Stored records:
◆ ◆ ◆ ◆ ◆
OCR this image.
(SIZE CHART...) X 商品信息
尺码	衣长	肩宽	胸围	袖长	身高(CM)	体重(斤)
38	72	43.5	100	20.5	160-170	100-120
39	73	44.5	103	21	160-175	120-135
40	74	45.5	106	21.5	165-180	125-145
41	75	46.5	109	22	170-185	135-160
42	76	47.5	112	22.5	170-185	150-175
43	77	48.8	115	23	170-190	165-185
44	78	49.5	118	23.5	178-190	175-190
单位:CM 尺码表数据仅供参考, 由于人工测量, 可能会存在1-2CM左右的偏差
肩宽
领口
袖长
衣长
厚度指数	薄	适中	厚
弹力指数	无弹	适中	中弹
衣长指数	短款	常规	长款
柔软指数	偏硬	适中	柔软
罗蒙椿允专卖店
◆ ◆ ◆ ◆ ◆
Written exercise: Would you give the material above again, complete and exact?

Task answer:
OCR this image.
(SIZE CHART...) X 商品信息
尺码	衣长	肩宽	胸围	袖长	身高(CM)	体重(斤)
38	72	43.5	100	20.5	160-170	100-120
39	73	44.5	103	21	160-175	120-135
40	74	45.5	106	21.5	165-180	125-145
41	75	46.5	109	22	170-185	135-160
42	76	47.5	112	22.5	170-185	150-175
43	77	48.8	115	23	170-190	165-185
44	78	49.5	118	23.5	178-190	175-190
单位:CM 尺码表数据仅供参考, 由于人工测量, 可能会存在1-2CM左右的偏差
肩宽
领口
袖长
衣长
厚度指数	薄	适中	厚
弹力指数	无弹	适中	中弹
衣长指数	短款	常规	长款
柔软指数	偏硬	适中	柔软
罗蒙椿允专卖店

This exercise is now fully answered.